Start of STORED ROWS

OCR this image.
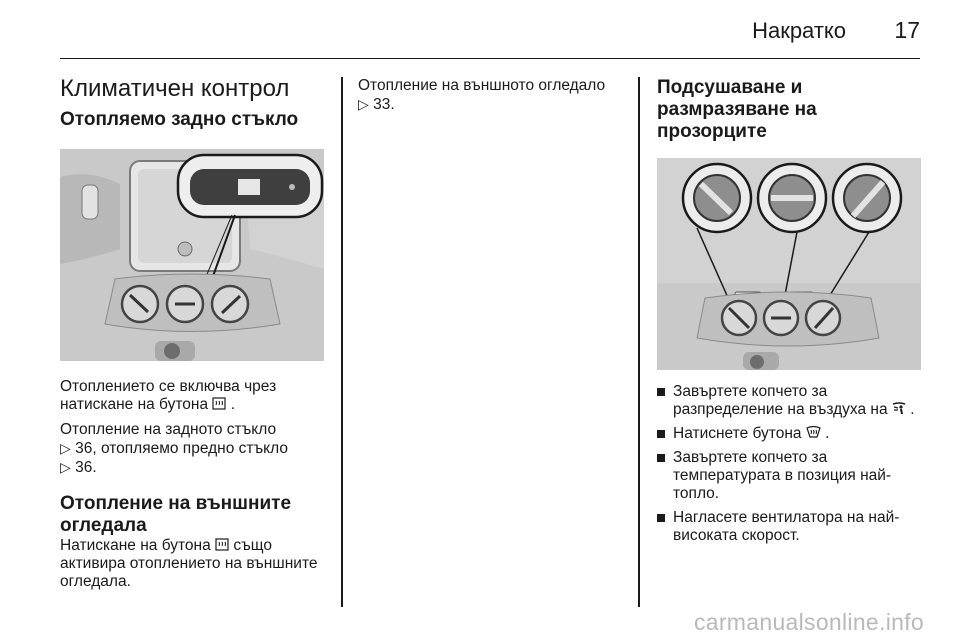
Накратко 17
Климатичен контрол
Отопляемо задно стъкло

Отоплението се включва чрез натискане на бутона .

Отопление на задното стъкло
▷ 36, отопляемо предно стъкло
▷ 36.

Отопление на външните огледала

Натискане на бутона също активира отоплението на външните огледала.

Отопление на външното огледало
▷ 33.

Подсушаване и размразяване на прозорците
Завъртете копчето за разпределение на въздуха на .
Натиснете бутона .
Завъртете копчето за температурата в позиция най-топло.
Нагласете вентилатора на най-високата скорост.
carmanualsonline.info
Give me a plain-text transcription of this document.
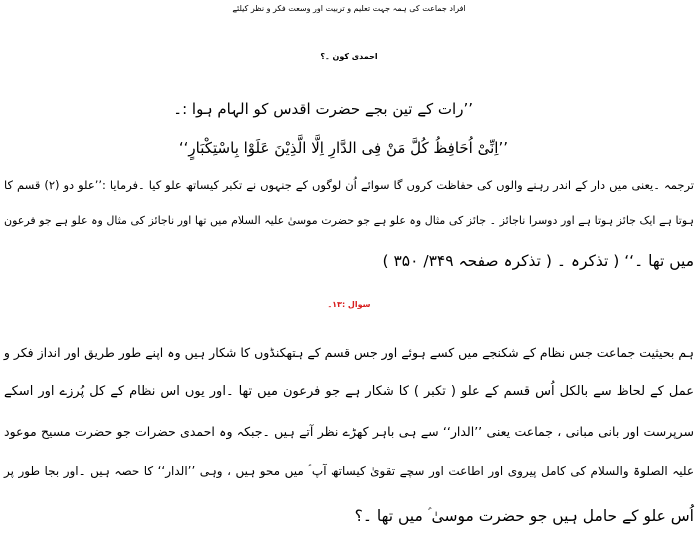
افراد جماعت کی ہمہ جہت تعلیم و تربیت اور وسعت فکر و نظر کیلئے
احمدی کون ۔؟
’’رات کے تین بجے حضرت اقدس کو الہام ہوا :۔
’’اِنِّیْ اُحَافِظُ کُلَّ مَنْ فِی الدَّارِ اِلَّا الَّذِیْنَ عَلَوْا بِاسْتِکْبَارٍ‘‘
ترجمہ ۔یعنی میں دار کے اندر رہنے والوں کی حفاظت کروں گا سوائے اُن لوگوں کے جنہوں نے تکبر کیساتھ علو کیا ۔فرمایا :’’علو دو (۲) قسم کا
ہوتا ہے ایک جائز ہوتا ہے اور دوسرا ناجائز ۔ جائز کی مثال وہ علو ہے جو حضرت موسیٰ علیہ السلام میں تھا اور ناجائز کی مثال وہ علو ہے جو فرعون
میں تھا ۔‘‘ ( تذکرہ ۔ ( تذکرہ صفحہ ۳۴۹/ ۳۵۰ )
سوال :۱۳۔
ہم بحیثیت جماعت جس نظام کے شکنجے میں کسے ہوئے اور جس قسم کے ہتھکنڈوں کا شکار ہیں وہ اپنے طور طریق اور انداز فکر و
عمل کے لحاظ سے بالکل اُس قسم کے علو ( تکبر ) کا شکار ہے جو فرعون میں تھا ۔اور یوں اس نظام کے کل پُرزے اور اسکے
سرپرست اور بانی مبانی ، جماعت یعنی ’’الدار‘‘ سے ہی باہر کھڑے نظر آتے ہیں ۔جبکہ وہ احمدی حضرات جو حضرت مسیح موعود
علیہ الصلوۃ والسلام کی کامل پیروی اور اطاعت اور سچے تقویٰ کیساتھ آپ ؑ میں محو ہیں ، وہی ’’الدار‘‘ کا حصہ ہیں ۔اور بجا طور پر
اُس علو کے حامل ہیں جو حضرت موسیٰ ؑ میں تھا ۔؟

End of STORED ROWS

* AIM *
Report how many lines in the records above contain the word "موسی", giving only the number.

* OUTPUT OF THE EXERCISE *
2